___ Data records
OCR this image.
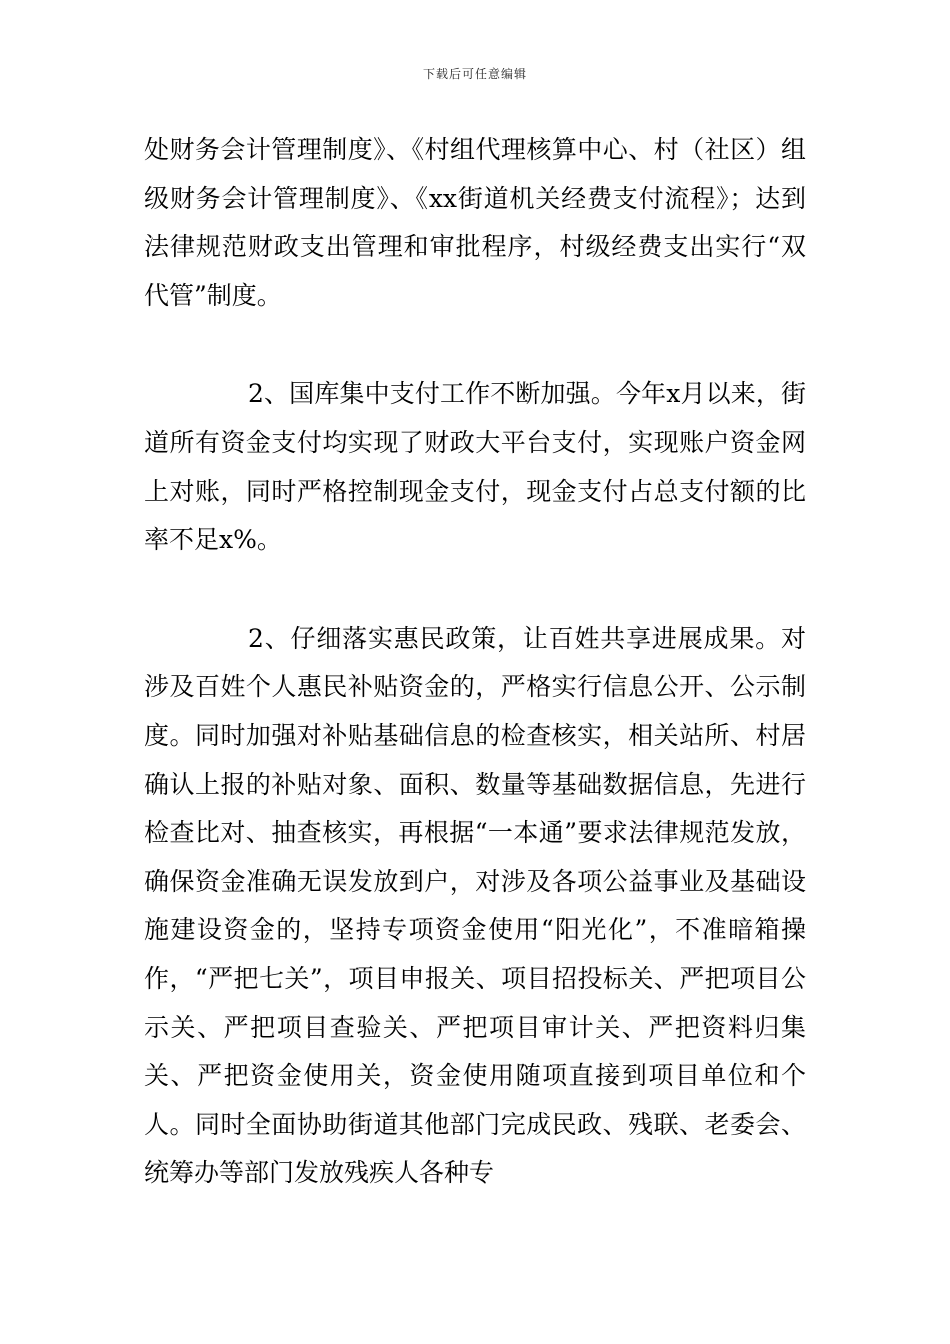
下载后可任意编辑

处财务会计管理制度》、《村组代理核算中心、村（社区）组级财务会计管理制度》、《xx街道机关经费支付流程》；达到法律规范财政支出管理和审批程序，村级经费支出实行“双代管”制度。

2、国库集中支付工作不断加强。今年x月以来，街道所有资金支付均实现了财政大平台支付，实现账户资金网上对账，同时严格控制现金支付，现金支付占总支付额的比率不足x%。

2、仔细落实惠民政策，让百姓共享进展成果。对涉及百姓个人惠民补贴资金的，严格实行信息公开、公示制度。同时加强对补贴基础信息的检查核实，相关站所、村居确认上报的补贴对象、面积、数量等基础数据信息，先进行检查比对、抽查核实，再根据“一本通”要求法律规范发放，确保资金准确无误发放到户，对涉及各项公益事业及基础设施建设资金的，坚持专项资金使用“阳光化”，不准暗箱操作，“严把七关”，项目申报关、项目招投标关、严把项目公示关、严把项目查验关、严把项目审计关、严把资料归集关、严把资金使用关，资金使用随项直接到项目单位和个人。同时全面协助街道其他部门完成民政、残联、老委会、统筹办等部门发放残疾人各种专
______
§ **Problem requirements**
With the pictures omitted, reproduce the records in full and exactly.

§ **Correct response**
OCR this image.
下载后可任意编辑

处财务会计管理制度》、《村组代理核算中心、村（社区）组级财务会计管理制度》、《xx街道机关经费支付流程》；达到法律规范财政支出管理和审批程序，村级经费支出实行“双代管”制度。

2、国库集中支付工作不断加强。今年x月以来，街道所有资金支付均实现了财政大平台支付，实现账户资金网上对账，同时严格控制现金支付，现金支付占总支付额的比率不足x%。

2、仔细落实惠民政策，让百姓共享进展成果。对涉及百姓个人惠民补贴资金的，严格实行信息公开、公示制度。同时加强对补贴基础信息的检查核实，相关站所、村居确认上报的补贴对象、面积、数量等基础数据信息，先进行检查比对、抽查核实，再根据“一本通”要求法律规范发放，确保资金准确无误发放到户，对涉及各项公益事业及基础设施建设资金的，坚持专项资金使用“阳光化”，不准暗箱操作，“严把七关”，项目申报关、项目招投标关、严把项目公示关、严把项目查验关、严把项目审计关、严把资料归集关、严把资金使用关，资金使用随项直接到项目单位和个人。同时全面协助街道其他部门完成民政、残联、老委会、统筹办等部门发放残疾人各种专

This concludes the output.